Document passage
Over time, we’re going to introduce our members by way of a series of questions we’ve put to them; they’ve kindly agreed to let us publish their answers. On this occasion, it’s the turn of Ian Morris
How long have you been a member?
About 4 years
Why did you start?
David McKenna! I was just a hobby jogger and was trying for a Darlo park run PB one day when Dave kindly helped me with pacing. I got my PB.
He suggested that I think about joining the Harriers. I laughed at first – me, a member of a proper running club?! – but at Dave’s suggestion I got in touch with Paul Cook who let me onto the club’s Facebook page. Then I came to my first club track session and I grinned like the Cheshire Cat while I did 800m reps. Me, Ian, running around a proper running track with proper runners! One of the best decisions of my adult life, and I remain very proud to be part of the club.
Favourite type of running (Road, XC, T&F, Fell etc)?
Definitely off-road trail & fell running, the higher the altitude and the more technical the terrain the better. I am happiest running hard over rock and technical terrain in the Lakes or Scottish mountains.
Best event you’ve taken part in (and why)?
Hardmoors 60 ultra marathon in 2017.
It was my first ultra race and I had no idea how I would do. I’d ran two marathons before but couldn’t get my head around finishing a marathon, then turning round and running back to the start line, and then doing another 10 miles!
But I got great support and advice from awesome people like Heather Ford and David McKenna and from fellow competitors that year Mark Milner and Peter Foulds. I’ll never forget getting to the checkpoint at the top of Whitby Abbey steps after 30 miles and thinking “b**dy hell, that’s not even half way!”
I learnt so much about myself that day. It’s a bit of a cliche but when we push ourselves way beyond our comfort zones and our previous personal limits it can be life-changing. At 40 miles I was ready to quit and was actually starting to hallucinate a bit; by the time I got to the north bay at Scarborough 50 miles in I was in a real state with acute pain in one of my knees and it took all my willpower to run around the north and south bays doing alternate run/walk reps between the seat benches that line that route every 100 metres or so. But then as it got properly dark and I left Scarborough with my head torch lighting the trails I got this weird second wind and ran the final couple of stages really strongly, passing loads of people on those last two sections.

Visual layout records
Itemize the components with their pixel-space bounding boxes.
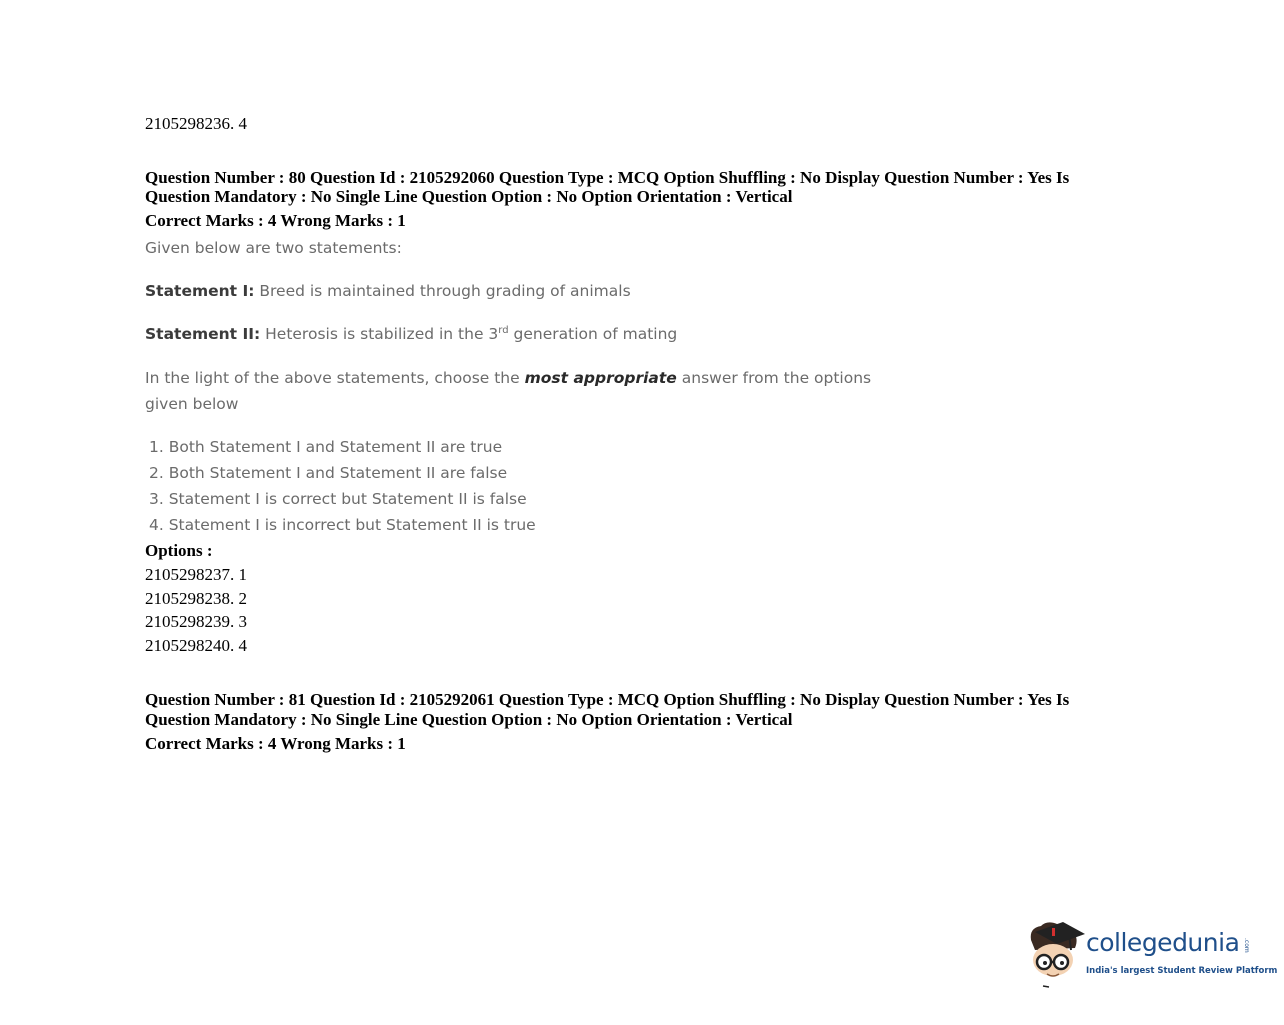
logo-tagline: India's largest Student Review Platform [1086,966,1278,976]
q80-choice-1: 1. Both Statement I and Statement II are true [149,438,503,456]
q81-meta-line2: Question Mandatory : No Single Line Question Option : No Option Orientation : Vertical [145,710,793,729]
instruction-text-b: answer from the options [676,369,872,387]
statement-2-superscript: rd [498,324,509,336]
instruction-text-a: In the light of the above statements, choose the [145,369,525,387]
q80-option-4: 2105298240. 4 [145,636,247,655]
q80-meta-line2: Question Mandatory : No Single Line Question Option : No Option Orientation : Vertical [145,187,793,206]
statement-1-label: Statement I: [145,282,255,300]
statement-2-text-a: Heterosis is stabilized in the 3 [260,325,499,343]
logo-wordmark: collegedunia [1086,928,1240,957]
q80-meta-line1: Question Number : 80 Question Id : 2105292060 Question Type : MCQ Option Shuffling : No Display Question Number : Yes Is [145,168,1070,187]
q80-marks: Correct Marks : 4 Wrong Marks : 1 [145,211,406,230]
q81-marks: Correct Marks : 4 Wrong Marks : 1 [145,734,406,753]
q80-options-label: Options : [145,541,213,560]
q80-statement-1 [145,278,631,304]
q80-choice-3: 3. Statement I is correct but Statement II is false [149,490,527,508]
previous-option-id: 2105298236. 4 [145,114,247,133]
q80-option-3: 2105298239. 3 [145,612,247,631]
q80-choice-2: 2. Both Statement I and Statement II are false [149,464,508,482]
q80-choice-4: 4. Statement I is incorrect but Statement II is true [149,516,536,534]
q80-instruction-line2: given below [145,395,239,413]
mascot-graduation-cap-icon [1025,918,1085,990]
q80-statement-2 [145,321,677,347]
statement-2-text-b: generation of mating [508,325,678,343]
statement-1-text: Breed is maintained through grading of animals [254,282,631,300]
q80-intro: Given below are two statements: [145,239,402,257]
logo-tld: .com [1243,938,1250,953]
statement-2-label: Statement II: [145,325,261,343]
q81-meta-line1: Question Number : 81 Question Id : 2105292061 Question Type : MCQ Option Shuffling : No Display Question Number : Yes Is [145,690,1070,709]
q80-option-1: 2105298237. 1 [145,565,247,584]
q80-option-2: 2105298238. 2 [145,589,247,608]
instruction-emphasis: most appropriate [524,369,677,387]
q80-instruction [145,365,871,391]
collegedunia-logo[interactable] [1025,918,1278,990]
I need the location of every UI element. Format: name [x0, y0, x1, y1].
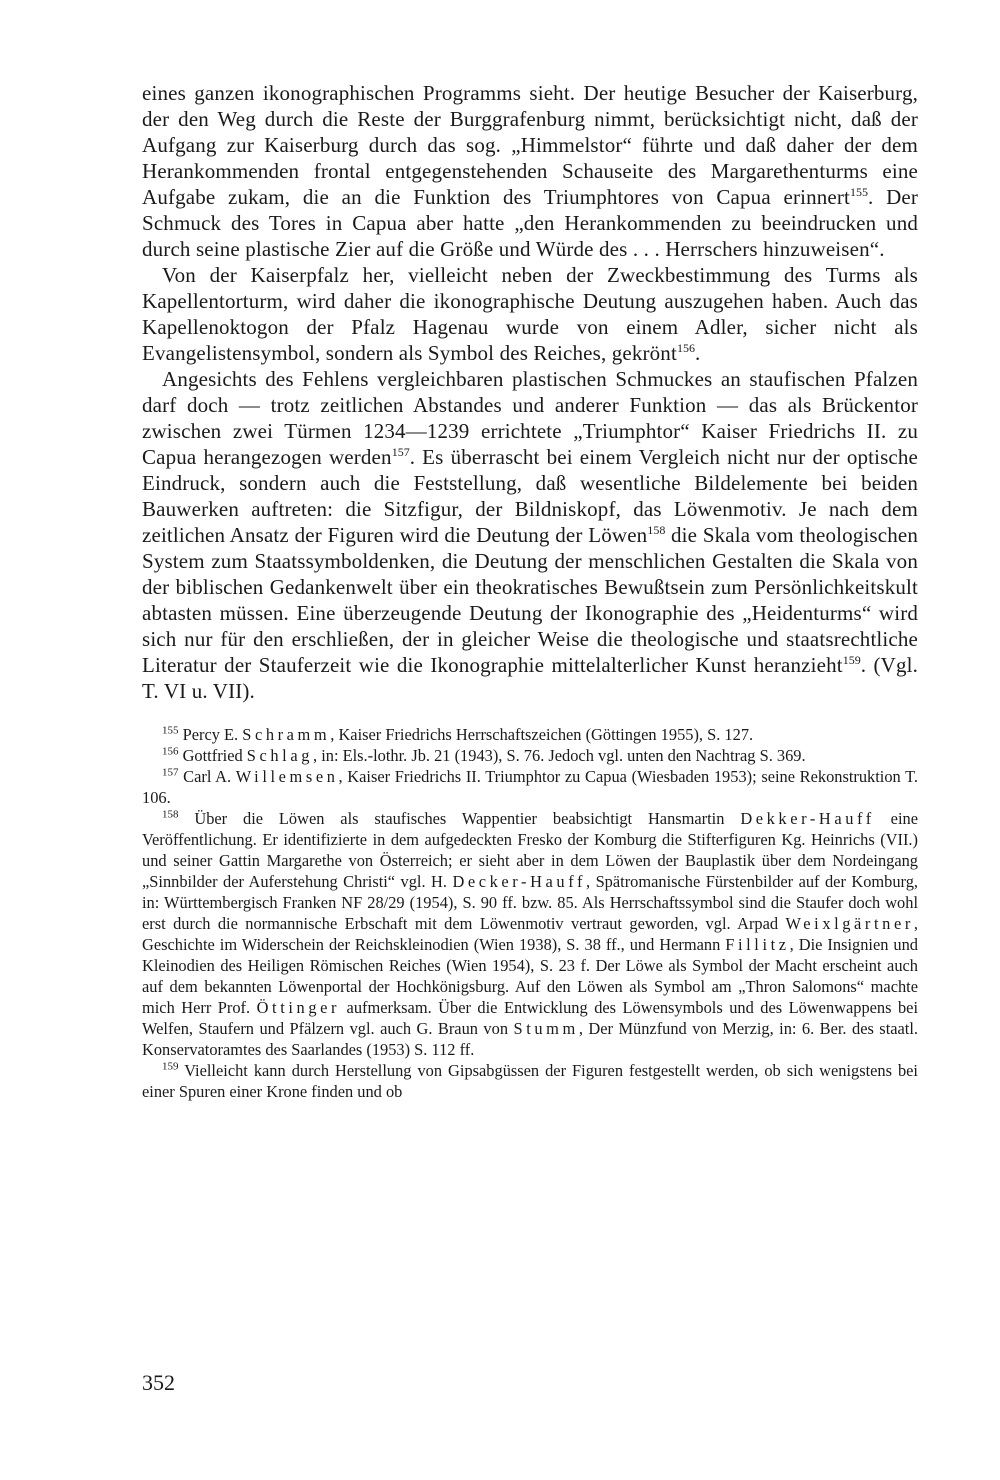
footnote-159 — [142, 1060, 918, 1102]
footnote-text: Carl A. — [178, 767, 236, 786]
footnote-text: , Der Münzfund von Merzig, in: 6. Ber. des staatl. Konservatoramtes des Saarlandes (1953) S. 112 ff. — [142, 1019, 918, 1059]
footnote-number: 157 — [162, 766, 179, 779]
footnote-text: aufmerksam. Über die Entwicklung des Löwensymbols und des Löwenwappens bei Welfen, Staufern und Pfälzern vgl. auch G. Braun von — [142, 998, 919, 1038]
footnote-number: 158 — [162, 808, 179, 821]
footnote-156 — [142, 745, 918, 766]
paragraph-3 — [142, 366, 918, 704]
paragraph-text: Von der Kaiserpfalz her, vielleicht neben der Zweckbestimmung des Turms als Kapellentorturm, wird daher die ikonographische Deutung auszugehen haben. Auch das Kapellenoktogon der Pfalz Hagenau wurde von einem Adler, sicher nicht als Evangelistensymbol, sondern als Symbol des Reiches, gekrönt — [142, 263, 918, 365]
footnote-text: Gottfried — [178, 746, 247, 765]
author-name: Stumm — [513, 1019, 579, 1038]
author-name: Weixlgärtner — [785, 914, 914, 933]
footnote-number: 159 — [162, 1060, 179, 1073]
footnote-number: 156 — [162, 745, 179, 758]
author-name: Decker-Hauff — [452, 872, 587, 891]
footnote-ref-158[interactable]: 158 — [647, 523, 666, 537]
footnote-text: , in: Els.-lothr. Jb. 21 (1943), S. 76. Jedoch vgl. unten den Nachtrag S. 369. — [313, 746, 806, 765]
author-name: Dekker-Hauff — [740, 809, 875, 828]
paragraph-text: . Der Schmuck des Tores in Capua aber hatte „den Herankommenden zu beeindrucken und durch seine plastische Zier auf die Größe und Würde des . . . Herrschers hinzuweisen“. — [142, 185, 918, 261]
paragraph-text: . (Vgl. T. VI u. VII). — [142, 653, 918, 703]
footnote-text: Percy E. — [178, 725, 243, 744]
paragraph-text: eines ganzen ikonographischen Programms sieht. Der heutige Besucher der Kaiserburg, der den Weg durch die Reste der Burggrafenburg nimmt, berücksichtigt nicht, daß der Aufgang zur Kaiserburg durch das sog. „Himmelstor“ führte und daß daher der dem Herankommenden frontal entgegenstehenden Schauseite des Margarethenturms eine Aufgabe zukam, die an die Funktion des Triumphtores von Capua erinnert — [142, 81, 918, 209]
main-text — [142, 80, 918, 704]
footnote-text: , Kaiser Friedrichs Herrschaftszeichen (Göttingen 1955), S. 127. — [330, 725, 754, 744]
footnote-text: , Spätromanische Fürstenbilder auf der Komburg, in: Württembergisch Franken NF 28/29 (1954), S. 90 ff. bzw. 85. Als Herrschaftssymbol sind die Staufer doch wohl erst durch die normannische Erbschaft mit dem Löwenmotiv vertraut geworden, vgl. Arpad — [142, 872, 918, 933]
paragraph-text: . — [694, 341, 701, 365]
author-name: Schlag — [246, 746, 313, 765]
paragraph-text: die Skala vom theologischen System zum Staatssymboldenken, die Deutung der menschlichen Gestalten die Skala von der biblischen Gedankenwelt über ein theokratisches Bewußtsein zum Persönlichkeitskult abtasten müssen. Eine überzeugende Deutung der Ikonographie des „Heidenturms“ wird sich nur für den erschließen, der in gleicher Weise die theologische und staatsrechtliche Literatur der Stauferzeit wie die Ikonographie mittelalterlicher Kunst heranzieht — [142, 523, 918, 677]
footnote-ref-155[interactable]: 155 — [849, 185, 868, 199]
paragraph-1 — [142, 80, 918, 262]
footnote-text: , Kaiser Friedrichs II. Triumphtor zu Capua (Wiesbaden 1953); seine Rekonstruktion T. 106. — [142, 767, 919, 807]
footnote-ref-159[interactable]: 159 — [842, 653, 861, 667]
paragraph-2 — [142, 262, 918, 366]
paragraph-text: Angesichts des Fehlens vergleichbaren plastischen Schmuckes an staufischen Pfalzen darf doch — trotz zeitlichen Abstandes und anderer Funktion — das als Brückentor zwischen zwei Türmen 1234—1239 errichtete „Triumphtor“ Kaiser Friedrichs II. zu Capua herangezogen werden — [142, 367, 918, 469]
author-name: Öttinger — [256, 998, 341, 1017]
footnote-text: , Die Insignien und Kleinodien des Heiligen Römischen Reiches (Wien 1954), S. 23 f. Der Löwe als Symbol der Macht erscheint auch auf dem bekannten Löwenportal der Hochkönigsburg. Auf den Löwen als Symbol am „Thron Salomons“ machte mich Herr Prof. — [142, 935, 918, 1017]
footnote-text: Über die Löwen als staufisches Wappentier beabsichtigt Hansmartin — [178, 809, 741, 828]
page-number: 352 — [142, 1370, 175, 1395]
footnote-155 — [142, 724, 918, 745]
page-content — [142, 80, 918, 1102]
footnote-ref-157[interactable]: 157 — [391, 445, 410, 459]
footnote-ref-156[interactable]: 156 — [676, 341, 695, 355]
footnote-text: , Geschichte im Widerschein der Reichskleinodien (Wien 1938), S. 38 ff., und Hermann — [142, 914, 918, 954]
author-name: Fillitz — [725, 935, 790, 954]
footnotes — [142, 724, 918, 1102]
author-name: Willemsen — [235, 767, 339, 786]
footnote-number: 155 — [162, 724, 179, 737]
footnote-text: eine Veröffentlichung. Er identifizierte in dem aufgedeckten Fresko der Komburg die Stifterfiguren Kg. Heinrichs (VII.) und seiner Gattin Margarethe von Österreich; er sieht aber in dem Löwen der Bauplastik über dem Nordeingang „Sinnbilder der Auferstehung Christi“ vgl. H. — [142, 809, 918, 891]
paragraph-text: . Es überrascht bei einem Vergleich nicht nur der optische Eindruck, sondern auch die Feststellung, daß wesentliche Bildelemente bei beiden Bauwerken auftreten: die Sitzfigur, der Bildniskopf, das Löwenmotiv. Je nach dem zeitlichen Ansatz der Figuren wird die Deutung der Löwen — [142, 445, 919, 547]
footnote-158 — [142, 808, 918, 1060]
footnote-text: Vielleicht kann durch Herstellung von Gipsabgüssen der Figuren festgestellt werden, ob sich wenigstens bei einer Spuren einer Krone finden und ob — [142, 1061, 918, 1101]
author-name: Schramm — [242, 725, 331, 744]
footnote-157 — [142, 766, 918, 808]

Job 1
Summarize the member interview in two sentences, please.
Job 2
Rewrite the records beginning with the line that contains "logo-tagline: India's largest" and continuing through the line that contains "q81-meta-line1: Question Number". Replace "Wrong Marks" with "Negative Marks" and change nothing else.

Exercise answer 1
Ian Morris has been a member for about four years and joined after David McKenna helped with pacing for a Darlo park run PB and suggested the Harriers. Ian's favorite running is technical off-road trail and fell running, and Ian's best event was the 2017 Hardmoors 60, a first ultra in which knee pain and near-quitting gave way to a second wind and strong final stages after dark.

Exercise answer 2
logo-tagline: India's largest Student Review Platform [1086,966,1278,976]
q80-choice-1: 1. Both Statement I and Statement II are true [149,438,503,456]
q81-meta-line2: Question Mandatory : No Single Line Question Option : No Option Orientation : Vertical [145,710,793,729]
instruction-text-b: answer from the options [676,369,872,387]
statement-2-superscript: rd [498,324,509,336]
instruction-text-a: In the light of the above statements, choose the [145,369,525,387]
q80-option-4: 2105298240. 4 [145,636,247,655]
q80-meta-line2: Question Mandatory : No Single Line Question Option : No Option Orientation : Vertical [145,187,793,206]
statement-1-label: Statement I: [145,282,255,300]
statement-2-text-a: Heterosis is stabilized in the 3 [260,325,499,343]
logo-wordmark: collegedunia [1086,928,1240,957]
q80-meta-line1: Question Number : 80 Question Id : 2105292060 Question Type : MCQ Option Shuffling : No Display Question Number : Yes Is [145,168,1070,187]
q80-marks: Correct Marks : 4 Negative Marks : 1 [145,211,406,230]
q81-marks: Correct Marks : 4 Negative Marks : 1 [145,734,406,753]
q80-options-label: Options : [145,541,213,560]
q80-statement-1 [145,278,631,304]
q80-choice-3: 3. Statement I is correct but Statement II is false [149,490,527,508]
previous-option-id: 2105298236. 4 [145,114,247,133]
q80-option-3: 2105298239. 3 [145,612,247,631]
q80-choice-2: 2. Both Statement I and Statement II are false [149,464,508,482]
q80-choice-4: 4. Statement I is incorrect but Statement II is true [149,516,536,534]
q80-instruction-line2: given below [145,395,239,413]
mascot-graduation-cap-icon [1025,918,1085,990]
q80-statement-2 [145,321,677,347]
statement-2-text-b: generation of mating [508,325,678,343]
statement-1-text: Breed is maintained through grading of animals [254,282,631,300]
q80-intro: Given below are two statements: [145,239,402,257]
logo-tld: .com [1243,938,1250,953]
statement-2-label: Statement II: [145,325,261,343]
q81-meta-line1: Question Number : 81 Question Id : 2105292061 Question Type : MCQ Option Shuffling : No Display Question Number : Yes Is [145,690,1070,709]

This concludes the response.